Written exercise:
Using the listing below, please gather every line containing the word "سیمرغ".
Start of Data excerpts
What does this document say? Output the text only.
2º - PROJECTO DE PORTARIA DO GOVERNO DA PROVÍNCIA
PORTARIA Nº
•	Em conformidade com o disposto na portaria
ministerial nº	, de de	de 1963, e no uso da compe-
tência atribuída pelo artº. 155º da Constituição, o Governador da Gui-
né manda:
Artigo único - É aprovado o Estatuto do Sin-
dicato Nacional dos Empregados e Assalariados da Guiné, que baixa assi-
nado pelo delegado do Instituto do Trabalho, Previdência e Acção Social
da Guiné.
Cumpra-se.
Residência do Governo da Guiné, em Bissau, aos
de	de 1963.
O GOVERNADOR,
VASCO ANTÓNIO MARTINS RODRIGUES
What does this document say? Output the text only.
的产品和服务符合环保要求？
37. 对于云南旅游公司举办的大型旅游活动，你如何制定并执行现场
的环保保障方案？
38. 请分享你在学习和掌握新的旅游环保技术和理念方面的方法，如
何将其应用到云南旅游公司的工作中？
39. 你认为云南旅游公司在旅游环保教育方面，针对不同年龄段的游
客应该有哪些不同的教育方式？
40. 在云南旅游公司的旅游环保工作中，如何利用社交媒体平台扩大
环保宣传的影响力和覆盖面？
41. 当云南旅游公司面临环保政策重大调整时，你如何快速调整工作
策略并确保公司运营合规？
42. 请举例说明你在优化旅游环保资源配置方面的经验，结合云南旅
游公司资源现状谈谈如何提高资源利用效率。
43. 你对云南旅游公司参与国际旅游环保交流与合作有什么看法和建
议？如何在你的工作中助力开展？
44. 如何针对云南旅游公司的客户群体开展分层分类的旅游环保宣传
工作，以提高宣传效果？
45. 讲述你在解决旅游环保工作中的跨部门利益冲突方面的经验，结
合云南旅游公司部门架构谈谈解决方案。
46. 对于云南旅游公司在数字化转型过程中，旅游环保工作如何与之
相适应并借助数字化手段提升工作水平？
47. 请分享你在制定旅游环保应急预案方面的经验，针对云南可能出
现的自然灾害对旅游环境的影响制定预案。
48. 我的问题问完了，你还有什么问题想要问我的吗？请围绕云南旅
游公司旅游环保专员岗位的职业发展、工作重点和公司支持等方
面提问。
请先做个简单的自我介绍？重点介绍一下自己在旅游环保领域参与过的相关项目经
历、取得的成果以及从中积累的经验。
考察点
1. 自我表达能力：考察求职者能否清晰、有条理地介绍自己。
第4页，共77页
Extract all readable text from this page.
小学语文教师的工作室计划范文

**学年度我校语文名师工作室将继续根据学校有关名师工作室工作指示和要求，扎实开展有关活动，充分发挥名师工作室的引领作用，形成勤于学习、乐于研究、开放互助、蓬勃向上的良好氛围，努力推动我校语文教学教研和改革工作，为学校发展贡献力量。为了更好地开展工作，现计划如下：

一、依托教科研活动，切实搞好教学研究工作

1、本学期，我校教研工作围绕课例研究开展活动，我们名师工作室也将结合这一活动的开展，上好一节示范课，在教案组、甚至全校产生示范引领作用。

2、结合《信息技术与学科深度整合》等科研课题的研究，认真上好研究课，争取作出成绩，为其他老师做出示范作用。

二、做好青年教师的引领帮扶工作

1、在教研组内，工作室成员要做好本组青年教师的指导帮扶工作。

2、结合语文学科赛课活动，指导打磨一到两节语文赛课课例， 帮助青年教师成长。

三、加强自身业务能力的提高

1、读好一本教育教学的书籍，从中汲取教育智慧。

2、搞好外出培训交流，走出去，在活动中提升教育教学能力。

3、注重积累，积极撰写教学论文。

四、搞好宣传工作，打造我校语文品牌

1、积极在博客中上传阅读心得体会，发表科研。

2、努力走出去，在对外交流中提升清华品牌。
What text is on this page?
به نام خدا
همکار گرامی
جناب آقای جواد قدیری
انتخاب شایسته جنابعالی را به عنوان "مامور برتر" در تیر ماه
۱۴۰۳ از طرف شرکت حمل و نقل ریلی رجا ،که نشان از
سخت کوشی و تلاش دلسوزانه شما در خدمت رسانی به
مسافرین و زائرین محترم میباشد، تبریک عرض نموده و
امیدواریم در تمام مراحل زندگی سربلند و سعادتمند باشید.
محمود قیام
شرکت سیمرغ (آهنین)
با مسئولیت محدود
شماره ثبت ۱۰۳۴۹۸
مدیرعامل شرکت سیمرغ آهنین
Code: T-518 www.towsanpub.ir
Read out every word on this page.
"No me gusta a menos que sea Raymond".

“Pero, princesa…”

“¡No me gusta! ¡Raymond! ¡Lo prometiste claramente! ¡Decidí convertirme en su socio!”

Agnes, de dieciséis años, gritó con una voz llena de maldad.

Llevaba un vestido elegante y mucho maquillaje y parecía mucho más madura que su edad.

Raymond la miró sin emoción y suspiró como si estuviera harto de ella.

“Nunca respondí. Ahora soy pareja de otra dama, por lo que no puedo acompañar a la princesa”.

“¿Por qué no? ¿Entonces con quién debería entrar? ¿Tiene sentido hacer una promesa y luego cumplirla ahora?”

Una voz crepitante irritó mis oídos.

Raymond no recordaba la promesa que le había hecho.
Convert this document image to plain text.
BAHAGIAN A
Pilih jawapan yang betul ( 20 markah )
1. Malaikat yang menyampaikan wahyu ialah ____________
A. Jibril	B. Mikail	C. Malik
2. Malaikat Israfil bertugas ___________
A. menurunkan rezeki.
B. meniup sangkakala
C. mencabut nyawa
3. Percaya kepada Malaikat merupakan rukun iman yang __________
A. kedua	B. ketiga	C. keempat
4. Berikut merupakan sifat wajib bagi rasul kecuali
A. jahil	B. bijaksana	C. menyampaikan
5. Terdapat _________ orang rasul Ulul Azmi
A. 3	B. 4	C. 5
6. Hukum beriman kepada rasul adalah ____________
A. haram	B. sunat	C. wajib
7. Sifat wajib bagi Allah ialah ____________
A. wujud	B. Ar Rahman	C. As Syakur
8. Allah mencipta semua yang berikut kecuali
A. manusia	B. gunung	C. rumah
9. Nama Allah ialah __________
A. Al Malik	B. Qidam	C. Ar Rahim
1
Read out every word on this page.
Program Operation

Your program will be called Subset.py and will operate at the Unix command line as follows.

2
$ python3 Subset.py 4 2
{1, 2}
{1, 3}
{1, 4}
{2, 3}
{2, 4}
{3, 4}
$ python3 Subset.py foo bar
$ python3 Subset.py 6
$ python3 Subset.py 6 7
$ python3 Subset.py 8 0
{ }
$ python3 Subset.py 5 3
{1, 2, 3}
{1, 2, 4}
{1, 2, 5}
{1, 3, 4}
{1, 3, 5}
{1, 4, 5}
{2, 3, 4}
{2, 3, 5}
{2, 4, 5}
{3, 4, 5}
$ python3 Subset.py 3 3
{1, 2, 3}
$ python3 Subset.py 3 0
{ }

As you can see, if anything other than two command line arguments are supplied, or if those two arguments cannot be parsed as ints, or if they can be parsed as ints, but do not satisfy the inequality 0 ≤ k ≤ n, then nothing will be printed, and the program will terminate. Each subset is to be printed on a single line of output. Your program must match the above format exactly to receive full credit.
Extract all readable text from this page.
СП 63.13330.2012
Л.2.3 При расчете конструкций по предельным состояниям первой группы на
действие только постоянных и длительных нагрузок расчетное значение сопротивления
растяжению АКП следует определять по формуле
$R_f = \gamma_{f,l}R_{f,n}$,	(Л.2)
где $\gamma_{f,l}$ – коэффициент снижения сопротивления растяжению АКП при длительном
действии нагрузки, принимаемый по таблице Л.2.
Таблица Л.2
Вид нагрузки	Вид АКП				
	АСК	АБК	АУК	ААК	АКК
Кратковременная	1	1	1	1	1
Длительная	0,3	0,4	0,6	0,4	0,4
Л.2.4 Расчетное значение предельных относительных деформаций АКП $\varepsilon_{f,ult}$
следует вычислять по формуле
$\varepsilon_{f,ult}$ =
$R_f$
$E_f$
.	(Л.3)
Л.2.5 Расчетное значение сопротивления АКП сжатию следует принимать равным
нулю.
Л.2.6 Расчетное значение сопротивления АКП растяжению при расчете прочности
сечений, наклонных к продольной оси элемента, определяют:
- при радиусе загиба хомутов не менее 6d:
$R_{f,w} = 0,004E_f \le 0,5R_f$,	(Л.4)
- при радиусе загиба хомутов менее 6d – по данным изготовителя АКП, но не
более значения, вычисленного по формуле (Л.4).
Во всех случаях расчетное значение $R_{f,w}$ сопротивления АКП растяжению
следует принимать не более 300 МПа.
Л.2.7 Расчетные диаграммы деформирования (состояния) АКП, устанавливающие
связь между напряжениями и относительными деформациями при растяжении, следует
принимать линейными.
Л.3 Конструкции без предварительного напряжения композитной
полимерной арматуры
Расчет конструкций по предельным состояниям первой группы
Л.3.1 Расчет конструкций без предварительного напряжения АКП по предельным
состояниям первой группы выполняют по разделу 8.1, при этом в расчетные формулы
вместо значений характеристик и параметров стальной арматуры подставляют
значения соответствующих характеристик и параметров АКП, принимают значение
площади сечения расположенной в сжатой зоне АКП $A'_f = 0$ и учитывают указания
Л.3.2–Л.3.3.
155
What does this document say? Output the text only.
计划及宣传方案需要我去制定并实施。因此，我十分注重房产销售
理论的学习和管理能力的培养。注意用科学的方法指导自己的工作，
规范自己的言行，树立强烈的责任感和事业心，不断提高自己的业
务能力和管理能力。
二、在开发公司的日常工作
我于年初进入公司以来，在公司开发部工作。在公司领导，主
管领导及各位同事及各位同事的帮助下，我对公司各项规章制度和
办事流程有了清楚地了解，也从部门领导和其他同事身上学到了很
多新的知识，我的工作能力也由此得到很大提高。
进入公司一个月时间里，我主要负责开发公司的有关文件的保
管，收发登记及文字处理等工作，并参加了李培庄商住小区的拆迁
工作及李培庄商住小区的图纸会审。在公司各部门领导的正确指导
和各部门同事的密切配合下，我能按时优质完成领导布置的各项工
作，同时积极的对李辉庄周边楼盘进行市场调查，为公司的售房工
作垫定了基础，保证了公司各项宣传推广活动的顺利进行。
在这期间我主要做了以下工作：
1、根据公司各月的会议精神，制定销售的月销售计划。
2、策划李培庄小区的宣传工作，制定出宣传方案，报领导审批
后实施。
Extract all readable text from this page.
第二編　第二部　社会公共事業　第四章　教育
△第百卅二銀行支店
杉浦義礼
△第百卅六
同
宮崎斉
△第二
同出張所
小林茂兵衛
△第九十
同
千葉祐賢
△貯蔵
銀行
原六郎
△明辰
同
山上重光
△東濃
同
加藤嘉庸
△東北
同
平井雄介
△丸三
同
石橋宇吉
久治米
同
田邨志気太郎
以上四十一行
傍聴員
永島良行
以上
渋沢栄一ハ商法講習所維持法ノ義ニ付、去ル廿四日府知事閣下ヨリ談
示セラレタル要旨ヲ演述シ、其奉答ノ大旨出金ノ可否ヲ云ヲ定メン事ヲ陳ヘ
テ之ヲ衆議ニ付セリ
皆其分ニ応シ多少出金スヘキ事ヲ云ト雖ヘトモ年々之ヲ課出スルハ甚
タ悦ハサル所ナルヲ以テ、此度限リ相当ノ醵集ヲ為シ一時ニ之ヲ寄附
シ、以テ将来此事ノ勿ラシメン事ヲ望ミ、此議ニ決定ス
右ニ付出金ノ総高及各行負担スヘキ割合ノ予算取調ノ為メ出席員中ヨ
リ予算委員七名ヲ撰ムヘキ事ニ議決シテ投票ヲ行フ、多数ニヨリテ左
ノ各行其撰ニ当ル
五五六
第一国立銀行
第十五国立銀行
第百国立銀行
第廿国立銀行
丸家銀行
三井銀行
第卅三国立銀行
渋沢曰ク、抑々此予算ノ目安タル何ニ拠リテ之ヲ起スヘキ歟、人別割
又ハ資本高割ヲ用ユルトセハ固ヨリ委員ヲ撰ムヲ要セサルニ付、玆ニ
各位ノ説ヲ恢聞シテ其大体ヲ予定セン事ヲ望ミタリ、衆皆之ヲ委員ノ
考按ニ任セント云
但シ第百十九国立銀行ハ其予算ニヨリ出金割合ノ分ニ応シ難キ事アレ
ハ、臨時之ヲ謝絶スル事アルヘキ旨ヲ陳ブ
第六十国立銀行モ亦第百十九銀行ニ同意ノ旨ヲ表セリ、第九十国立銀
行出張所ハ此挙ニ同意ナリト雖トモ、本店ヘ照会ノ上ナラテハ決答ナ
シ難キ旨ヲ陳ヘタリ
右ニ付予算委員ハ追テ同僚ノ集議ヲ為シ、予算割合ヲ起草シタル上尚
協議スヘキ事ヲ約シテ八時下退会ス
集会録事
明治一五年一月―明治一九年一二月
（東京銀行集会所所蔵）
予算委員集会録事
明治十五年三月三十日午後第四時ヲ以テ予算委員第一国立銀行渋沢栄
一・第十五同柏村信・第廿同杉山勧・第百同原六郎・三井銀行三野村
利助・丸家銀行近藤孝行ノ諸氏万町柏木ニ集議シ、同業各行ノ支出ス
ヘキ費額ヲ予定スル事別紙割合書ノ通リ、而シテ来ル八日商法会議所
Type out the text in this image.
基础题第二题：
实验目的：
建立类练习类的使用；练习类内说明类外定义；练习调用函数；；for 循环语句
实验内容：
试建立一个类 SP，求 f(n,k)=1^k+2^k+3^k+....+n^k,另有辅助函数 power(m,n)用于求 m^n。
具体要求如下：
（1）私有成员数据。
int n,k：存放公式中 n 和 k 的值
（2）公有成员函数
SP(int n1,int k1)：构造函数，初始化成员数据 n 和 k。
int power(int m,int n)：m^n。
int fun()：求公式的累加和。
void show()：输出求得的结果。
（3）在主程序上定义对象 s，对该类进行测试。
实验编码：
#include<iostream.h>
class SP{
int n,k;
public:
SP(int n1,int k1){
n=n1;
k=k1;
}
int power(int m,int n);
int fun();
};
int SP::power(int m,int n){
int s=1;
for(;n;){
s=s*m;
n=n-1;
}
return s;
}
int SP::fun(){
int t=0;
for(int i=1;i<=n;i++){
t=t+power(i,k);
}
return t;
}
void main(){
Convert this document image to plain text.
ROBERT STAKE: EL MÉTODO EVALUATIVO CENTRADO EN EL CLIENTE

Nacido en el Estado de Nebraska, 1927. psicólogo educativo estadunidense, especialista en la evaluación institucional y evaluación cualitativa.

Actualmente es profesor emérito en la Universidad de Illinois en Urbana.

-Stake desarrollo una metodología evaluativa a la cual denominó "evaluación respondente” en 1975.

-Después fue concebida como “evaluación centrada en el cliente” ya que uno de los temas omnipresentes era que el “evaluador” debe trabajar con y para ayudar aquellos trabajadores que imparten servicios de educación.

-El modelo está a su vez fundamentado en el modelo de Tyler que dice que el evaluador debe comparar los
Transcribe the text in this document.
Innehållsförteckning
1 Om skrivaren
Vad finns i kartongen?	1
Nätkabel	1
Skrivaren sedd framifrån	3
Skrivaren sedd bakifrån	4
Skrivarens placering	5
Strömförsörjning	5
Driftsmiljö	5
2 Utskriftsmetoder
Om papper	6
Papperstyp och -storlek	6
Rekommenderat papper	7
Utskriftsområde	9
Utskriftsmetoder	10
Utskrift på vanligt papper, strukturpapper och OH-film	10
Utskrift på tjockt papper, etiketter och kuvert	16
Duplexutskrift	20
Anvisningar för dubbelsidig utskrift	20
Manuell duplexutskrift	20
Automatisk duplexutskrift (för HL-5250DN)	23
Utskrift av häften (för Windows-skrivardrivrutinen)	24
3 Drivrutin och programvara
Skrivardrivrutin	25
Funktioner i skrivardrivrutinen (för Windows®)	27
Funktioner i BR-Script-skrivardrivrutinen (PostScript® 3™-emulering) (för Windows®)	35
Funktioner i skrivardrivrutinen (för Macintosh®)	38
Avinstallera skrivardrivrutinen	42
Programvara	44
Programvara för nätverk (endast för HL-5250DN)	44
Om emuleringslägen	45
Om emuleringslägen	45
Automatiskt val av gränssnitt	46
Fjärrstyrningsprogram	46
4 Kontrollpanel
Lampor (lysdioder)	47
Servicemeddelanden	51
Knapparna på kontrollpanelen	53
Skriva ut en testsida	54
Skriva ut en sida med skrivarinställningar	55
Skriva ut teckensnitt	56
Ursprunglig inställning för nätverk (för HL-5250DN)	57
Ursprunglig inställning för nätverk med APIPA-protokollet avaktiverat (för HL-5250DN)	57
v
End of Data excerpts
Written response:
شرکت سیمرغ (آهنین)
مدیرعامل شرکت سیمرغ آهنین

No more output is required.